→ **Task details**: Give back the full listing, character for character, with no pictures.
===== Source material =====
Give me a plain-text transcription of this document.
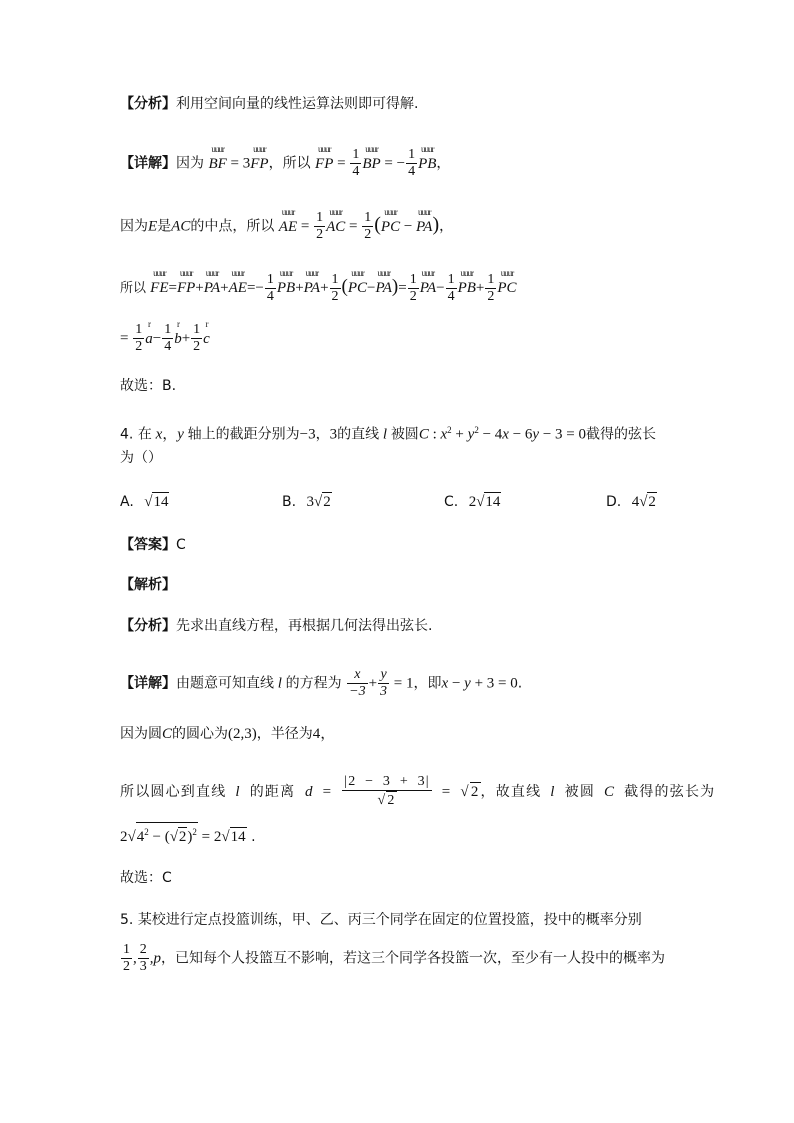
【分析】利用空间向量的线性运算法则即可得解.
【详解】因为
uuur
BF = 3
uuur
FP，所以
uuur
FP = $\frac{1}{4}$ uuur
BP = − $\frac{1}{4}$ uuur
PB，
因为E是AC的中点，所以
uuur
AE = $\frac{1}{2}$ uuur
AC = $\frac{1}{2}$ (
uuur
PC −
uuur
PA)，
所以
uuur
FE=
uuur
FP+
uuur
PA+
uuur
$AE=- \frac{1}{4}$ uuur
PB+
uuur
$PA+ \frac{1}{2}$ (
uuur
PC−
uuur
$PA)= \frac{1}{2}$ uuur
$PA- \frac{1}{4}$ uuur
$PB+ \frac{1}{2}$ uuur
PC
= $\frac{1}{2}$ r
$a- \frac{1}{4}$ r
$b+ \frac{1}{2}$ r
c
故选：B.
4. 在 x，y 轴上的截距分别为−3，3的直线 l 被圆C : $x^2 + y^2 - 4x - 6y - 3 = 0$截得的弦长
为（）
A. √14	B. 3√2	C. 2√14	D. 4√2
【答案】C
【解析】
【分析】先求出直线方程，再根据几何法得出弦长.
【详解】由题意可知直线 l 的方程为 $\frac{x}{-3} + \frac{y}{3} = 1$，即x − y + 3 = 0.
因为圆C的圆心为(2,3)，半径为4，
所以圆心到直线 l 的距离 $d = \frac{|2 - 3 + 3|}{√2} = √2$，故直线 l 被圆 C 截得的弦长为
$2√4^2 - (√2)^2 = 2√14$ .
故选：C
5. 某校进行定点投篮训练，甲、乙、丙三个同学在固定的位置投篮，投中的概率分别
$\frac{1}{2}$ , $\frac{2}{3} ,p$，已知每个人投篮互不影响，若这三个同学各投篮一次，至少有一人投中的概率为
=====
→ **Result below**:
Give me a plain-text transcription of this document.
【分析】利用空间向量的线性运算法则即可得解.
【详解】因为
uuur
BF = 3
uuur
FP，所以
uuur
FP = $\frac{1}{4}$ uuur
BP = − $\frac{1}{4}$ uuur
PB，
因为E是AC的中点，所以
uuur
AE = $\frac{1}{2}$ uuur
AC = $\frac{1}{2}$ (
uuur
PC −
uuur
PA)，
所以
uuur
FE=
uuur
FP+
uuur
PA+
uuur
$AE=- \frac{1}{4}$ uuur
PB+
uuur
$PA+ \frac{1}{2}$ (
uuur
PC−
uuur
$PA)= \frac{1}{2}$ uuur
$PA- \frac{1}{4}$ uuur
$PB+ \frac{1}{2}$ uuur
PC
= $\frac{1}{2}$ r
$a- \frac{1}{4}$ r
$b+ \frac{1}{2}$ r
c
故选：B.
4. 在 x，y 轴上的截距分别为−3，3的直线 l 被圆C : $x^2 + y^2 - 4x - 6y - 3 = 0$截得的弦长
为（）
A. √14	B. 3√2	C. 2√14	D. 4√2
【答案】C
【解析】
【分析】先求出直线方程，再根据几何法得出弦长.
【详解】由题意可知直线 l 的方程为 $\frac{x}{-3} + \frac{y}{3} = 1$，即x − y + 3 = 0.
因为圆C的圆心为(2,3)，半径为4，
所以圆心到直线 l 的距离 $d = \frac{|2 - 3 + 3|}{√2} = √2$，故直线 l 被圆 C 截得的弦长为
$2√4^2 - (√2)^2 = 2√14$ .
故选：C
5. 某校进行定点投篮训练，甲、乙、丙三个同学在固定的位置投篮，投中的概率分别
$\frac{1}{2}$ , $\frac{2}{3} ,p$，已知每个人投篮互不影响，若这三个同学各投篮一次，至少有一人投中的概率为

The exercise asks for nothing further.